start Records shown
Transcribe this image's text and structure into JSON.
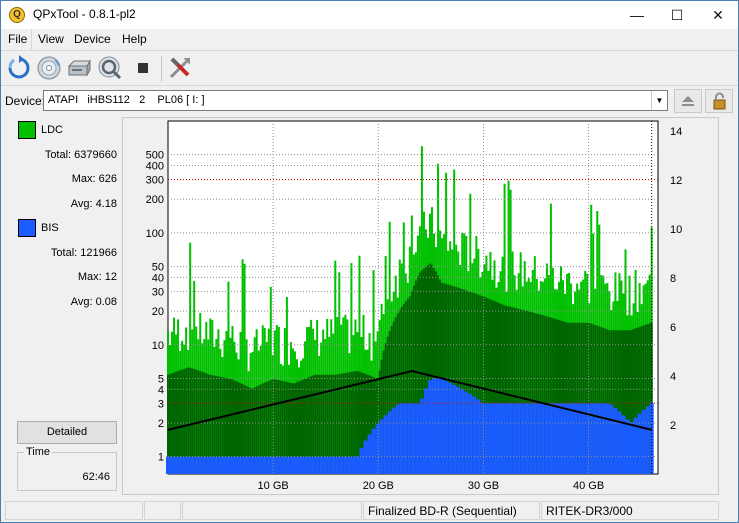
{
  "window": {
    "title": "QPxTool - 0.8.1-pl2",
    "minimize": "—",
    "maximize": "☐",
    "close": "✕"
  },
  "menu": [
    "File",
    "View",
    "Device",
    "Help"
  ],
  "toolbar": {
    "icons": [
      "refresh-icon",
      "disc-icon",
      "drive-icon",
      "magnifier-disc-icon",
      "stop-icon",
      "tools-icon"
    ]
  },
  "device": {
    "label": "Device:",
    "value": "ATAPI   iHBS112   2    PL06 [ I: ]",
    "eject_icon": "eject-icon",
    "lock_icon": "lock-icon"
  },
  "stats": {
    "ldc": {
      "label": "LDC",
      "color": "#00c000",
      "total_label": "Total:",
      "total": "6379660",
      "max_label": "Max:",
      "max": "626",
      "avg_label": "Avg:",
      "avg": "4.18"
    },
    "bis": {
      "label": "BIS",
      "color": "#1a5cff",
      "total_label": "Total:",
      "total": "121966",
      "max_label": "Max:",
      "max": "12",
      "avg_label": "Avg:",
      "avg": "0.08"
    },
    "detailed_button": "Detailed",
    "time_label": "Time",
    "time_value": "62:46"
  },
  "status": {
    "cell1": "",
    "cell2": "",
    "cell3": "",
    "disc_type": "Finalized BD-R (Sequential)",
    "media_id": "RITEK-DR3/000"
  },
  "chart_data": {
    "type": "area",
    "title": "",
    "x_unit": "GB",
    "x_range": [
      0,
      46.6
    ],
    "x_ticks": [
      10,
      20,
      30,
      40
    ],
    "x_tick_labels": [
      "10 GB",
      "20 GB",
      "30 GB",
      "40 GB"
    ],
    "y_left_scale": "log",
    "y_left_range": [
      0.7,
      1000
    ],
    "y_left_ticks": [
      1,
      2,
      3,
      4,
      5,
      10,
      20,
      30,
      40,
      50,
      100,
      200,
      300,
      400,
      500
    ],
    "y_right_range": [
      0,
      14.4
    ],
    "y_right_ticks": [
      2,
      4,
      6,
      8,
      10,
      12,
      14
    ],
    "colors": {
      "ldc": "#00c000",
      "ldc_dark": "#006400",
      "bis": "#1a5cff",
      "speed": "#000000",
      "grid": "#909090",
      "limit": "#c00000"
    },
    "limit_lines_left": [
      300,
      3
    ],
    "series": [
      {
        "name": "LDC",
        "x": [
          0,
          2,
          4,
          6,
          8,
          10,
          12,
          14,
          16,
          18,
          20,
          21,
          22,
          23,
          24,
          25,
          26,
          28,
          30,
          32,
          34,
          36,
          38,
          40,
          42,
          44,
          46
        ],
        "values": [
          12,
          14,
          12,
          11,
          9,
          11,
          10,
          12,
          12,
          13,
          11,
          28,
          45,
          60,
          100,
          120,
          80,
          70,
          60,
          50,
          45,
          40,
          35,
          35,
          30,
          30,
          35
        ]
      },
      {
        "name": "BIS",
        "x": [
          0,
          2,
          4,
          6,
          8,
          10,
          12,
          14,
          16,
          18,
          20,
          22,
          23,
          24,
          25,
          26,
          28,
          30,
          32,
          34,
          36,
          38,
          40,
          42,
          44,
          46
        ],
        "values": [
          1,
          1,
          1,
          1,
          1,
          1,
          1,
          1,
          1,
          1,
          2,
          3,
          3,
          3,
          5,
          5,
          4,
          3,
          3,
          3,
          3,
          3,
          3,
          3,
          2,
          3
        ]
      },
      {
        "name": "Read speed",
        "axis": "right",
        "x": [
          0,
          23.2,
          46
        ],
        "values": [
          1.8,
          4.2,
          1.8
        ]
      }
    ]
  }
}
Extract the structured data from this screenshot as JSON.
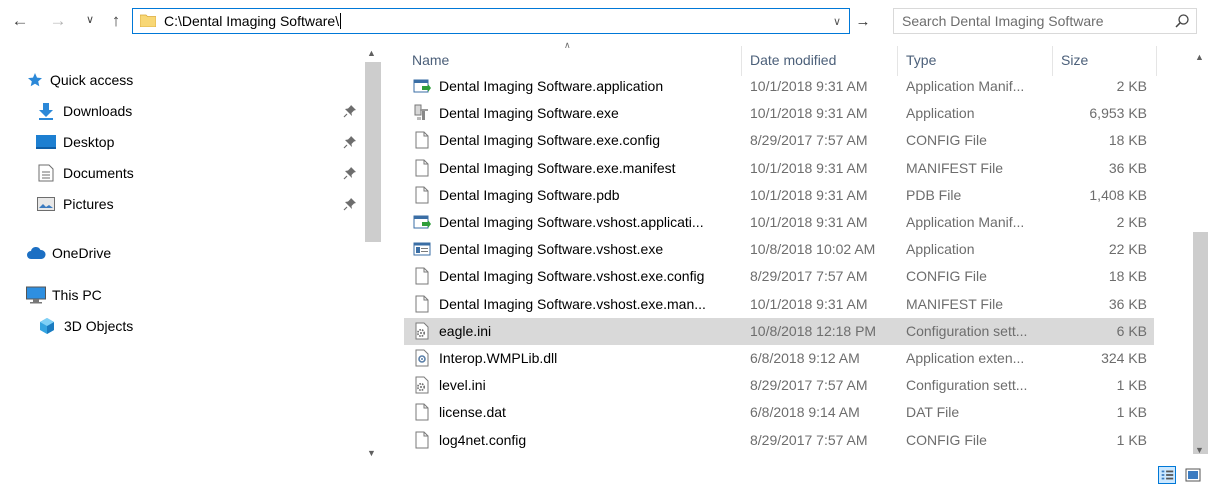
{
  "address_bar": {
    "path": "C:\\Dental Imaging Software\\",
    "search_placeholder": "Search Dental Imaging Software"
  },
  "nav_pane": {
    "quick_access": "Quick access",
    "pinned": [
      {
        "label": "Downloads",
        "icon": "download-arrow-icon"
      },
      {
        "label": "Desktop",
        "icon": "desktop-icon"
      },
      {
        "label": "Documents",
        "icon": "documents-icon"
      },
      {
        "label": "Pictures",
        "icon": "pictures-icon"
      }
    ],
    "onedrive": "OneDrive",
    "this_pc": "This PC",
    "objects_3d": "3D Objects"
  },
  "columns": {
    "name": "Name",
    "date": "Date modified",
    "type": "Type",
    "size": "Size"
  },
  "files": [
    {
      "name": "Dental Imaging Software.application",
      "date": "10/1/2018 9:31 AM",
      "type": "Application Manif...",
      "size": "2 KB",
      "icon": "app-manifest-icon"
    },
    {
      "name": "Dental Imaging Software.exe",
      "date": "10/1/2018 9:31 AM",
      "type": "Application",
      "size": "6,953 KB",
      "icon": "exe-icon"
    },
    {
      "name": "Dental Imaging Software.exe.config",
      "date": "8/29/2017 7:57 AM",
      "type": "CONFIG File",
      "size": "18 KB",
      "icon": "file-icon"
    },
    {
      "name": "Dental Imaging Software.exe.manifest",
      "date": "10/1/2018 9:31 AM",
      "type": "MANIFEST File",
      "size": "36 KB",
      "icon": "file-icon"
    },
    {
      "name": "Dental Imaging Software.pdb",
      "date": "10/1/2018 9:31 AM",
      "type": "PDB File",
      "size": "1,408 KB",
      "icon": "file-icon"
    },
    {
      "name": "Dental Imaging Software.vshost.applicati...",
      "date": "10/1/2018 9:31 AM",
      "type": "Application Manif...",
      "size": "2 KB",
      "icon": "app-manifest-icon"
    },
    {
      "name": "Dental Imaging Software.vshost.exe",
      "date": "10/8/2018 10:02 AM",
      "type": "Application",
      "size": "22 KB",
      "icon": "window-exe-icon"
    },
    {
      "name": "Dental Imaging Software.vshost.exe.config",
      "date": "8/29/2017 7:57 AM",
      "type": "CONFIG File",
      "size": "18 KB",
      "icon": "file-icon"
    },
    {
      "name": "Dental Imaging Software.vshost.exe.man...",
      "date": "10/1/2018 9:31 AM",
      "type": "MANIFEST File",
      "size": "36 KB",
      "icon": "file-icon"
    },
    {
      "name": "eagle.ini",
      "date": "10/8/2018 12:18 PM",
      "type": "Configuration sett...",
      "size": "6 KB",
      "icon": "ini-gear-icon",
      "selected": true
    },
    {
      "name": "Interop.WMPLib.dll",
      "date": "6/8/2018 9:12 AM",
      "type": "Application exten...",
      "size": "324 KB",
      "icon": "dll-icon"
    },
    {
      "name": "level.ini",
      "date": "8/29/2017 7:57 AM",
      "type": "Configuration sett...",
      "size": "1 KB",
      "icon": "ini-gear-icon"
    },
    {
      "name": "license.dat",
      "date": "6/8/2018 9:14 AM",
      "type": "DAT File",
      "size": "1 KB",
      "icon": "file-icon"
    },
    {
      "name": "log4net.config",
      "date": "8/29/2017 7:57 AM",
      "type": "CONFIG File",
      "size": "1 KB",
      "icon": "file-icon"
    }
  ],
  "colors": {
    "accent": "#0078d7",
    "selected_row": "#d9d9d9",
    "header_text": "#4c607a",
    "detail_text": "#6d6d6d",
    "folder_yellow": "#f8d775"
  }
}
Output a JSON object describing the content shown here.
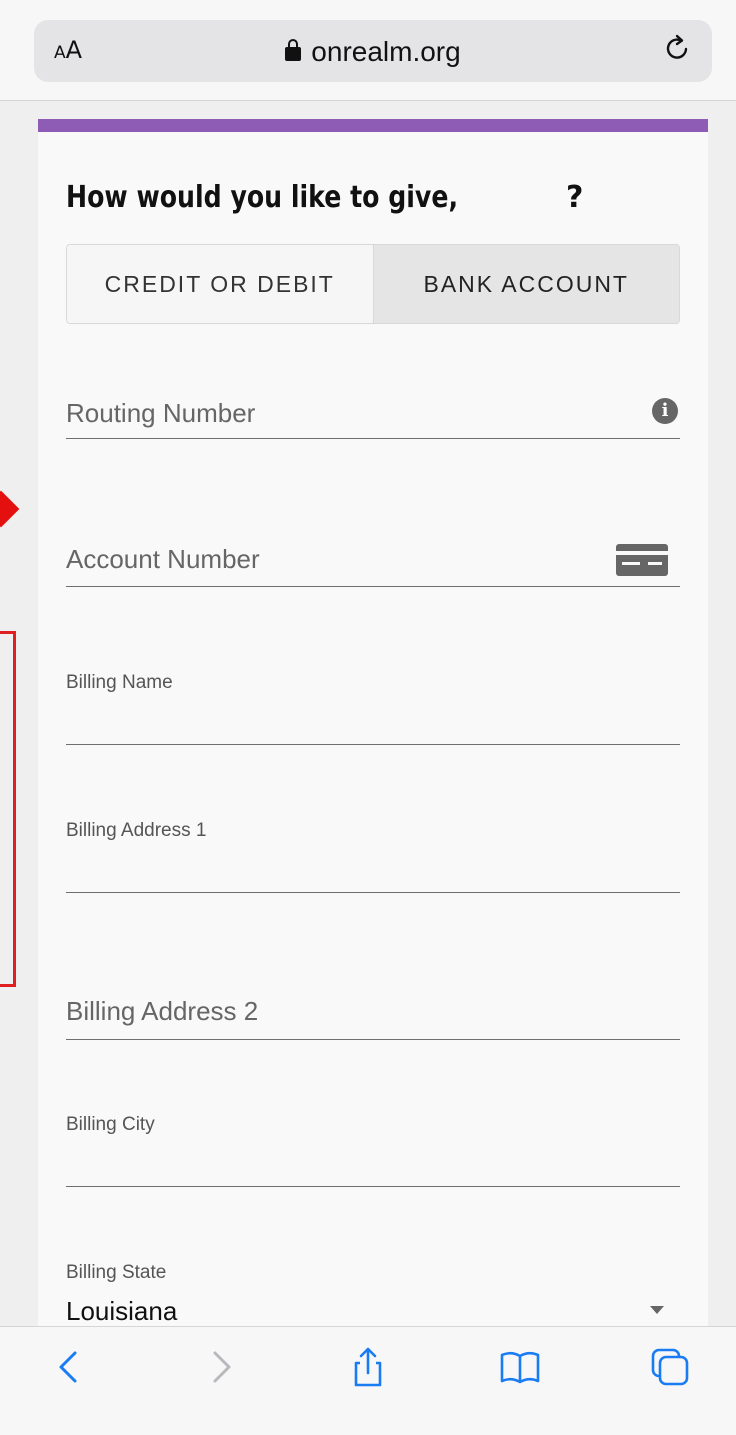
{
  "browser": {
    "text_size_label_small": "A",
    "text_size_label_large": "A",
    "domain": "onrealm.org"
  },
  "form": {
    "heading": "How would you like to give,",
    "heading_end": "?",
    "tabs": [
      {
        "label": "CREDIT OR DEBIT",
        "active": false
      },
      {
        "label": "BANK ACCOUNT",
        "active": true
      }
    ],
    "routing_placeholder": "Routing Number",
    "account_placeholder": "Account Number",
    "billing_name_label": "Billing Name",
    "billing_name_value": "",
    "billing_address1_label": "Billing Address 1",
    "billing_address1_value": "",
    "billing_address2_placeholder": "Billing Address 2",
    "billing_city_label": "Billing City",
    "billing_city_value": "",
    "billing_state_label": "Billing State",
    "billing_state_value": "Louisiana"
  },
  "colors": {
    "accent_bar": "#8e5bb5",
    "annotation_red": "#e41010",
    "ios_blue": "#1a7cf2"
  },
  "toolbar": {
    "icons": [
      "back-icon",
      "forward-icon",
      "share-icon",
      "bookmarks-icon",
      "tabs-icon"
    ]
  }
}
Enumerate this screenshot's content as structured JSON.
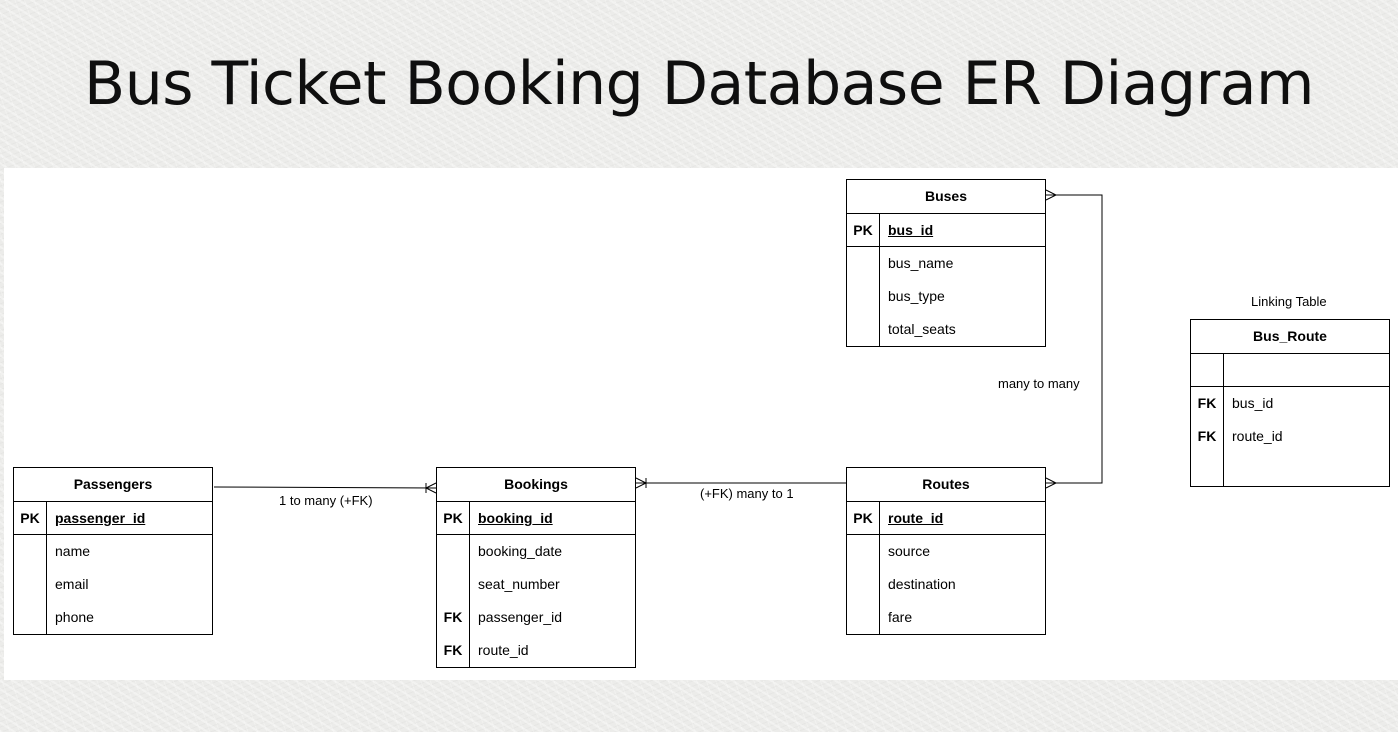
{
  "title": "Bus Ticket Booking Database ER Diagram",
  "entities": {
    "passengers": {
      "name": "Passengers",
      "pk": {
        "key": "PK",
        "field": "passenger_id"
      },
      "fields": [
        {
          "key": "",
          "field": "name"
        },
        {
          "key": "",
          "field": "email"
        },
        {
          "key": "",
          "field": "phone"
        }
      ]
    },
    "bookings": {
      "name": "Bookings",
      "pk": {
        "key": "PK",
        "field": "booking_id"
      },
      "fields": [
        {
          "key": "",
          "field": "booking_date"
        },
        {
          "key": "",
          "field": "seat_number"
        },
        {
          "key": "FK",
          "field": "passenger_id"
        },
        {
          "key": "FK",
          "field": "route_id"
        }
      ]
    },
    "routes": {
      "name": "Routes",
      "pk": {
        "key": "PK",
        "field": "route_id"
      },
      "fields": [
        {
          "key": "",
          "field": "source"
        },
        {
          "key": "",
          "field": "destination"
        },
        {
          "key": "",
          "field": "fare"
        }
      ]
    },
    "buses": {
      "name": "Buses",
      "pk": {
        "key": "PK",
        "field": "bus_id"
      },
      "fields": [
        {
          "key": "",
          "field": "bus_name"
        },
        {
          "key": "",
          "field": "bus_type"
        },
        {
          "key": "",
          "field": "total_seats"
        }
      ]
    },
    "bus_route": {
      "name": "Bus_Route",
      "pk": {
        "key": "",
        "field": ""
      },
      "fields": [
        {
          "key": "FK",
          "field": "bus_id"
        },
        {
          "key": "FK",
          "field": "route_id"
        },
        {
          "key": "",
          "field": ""
        }
      ]
    }
  },
  "relationships": {
    "passengers_bookings": "1 to many (+FK)",
    "routes_bookings": "(+FK) many to 1",
    "buses_routes": "many to many"
  },
  "linking_table_label": "Linking Table"
}
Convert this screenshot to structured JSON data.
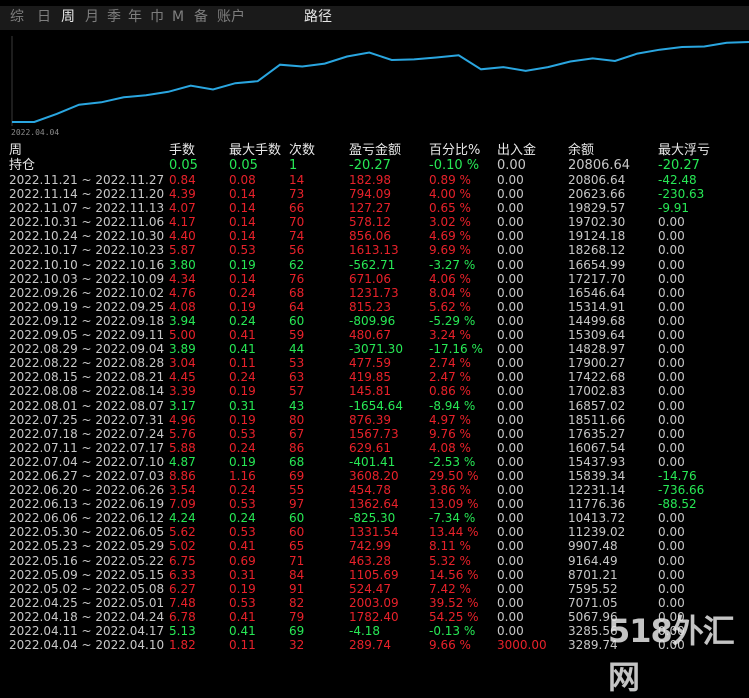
end Records shown
Set problem ▸ Pull out each line containing the word "gear" and copy it.

Expected output ▸
      "icon": "ini-gear-icon",
      "icon": "ini-gear-icon"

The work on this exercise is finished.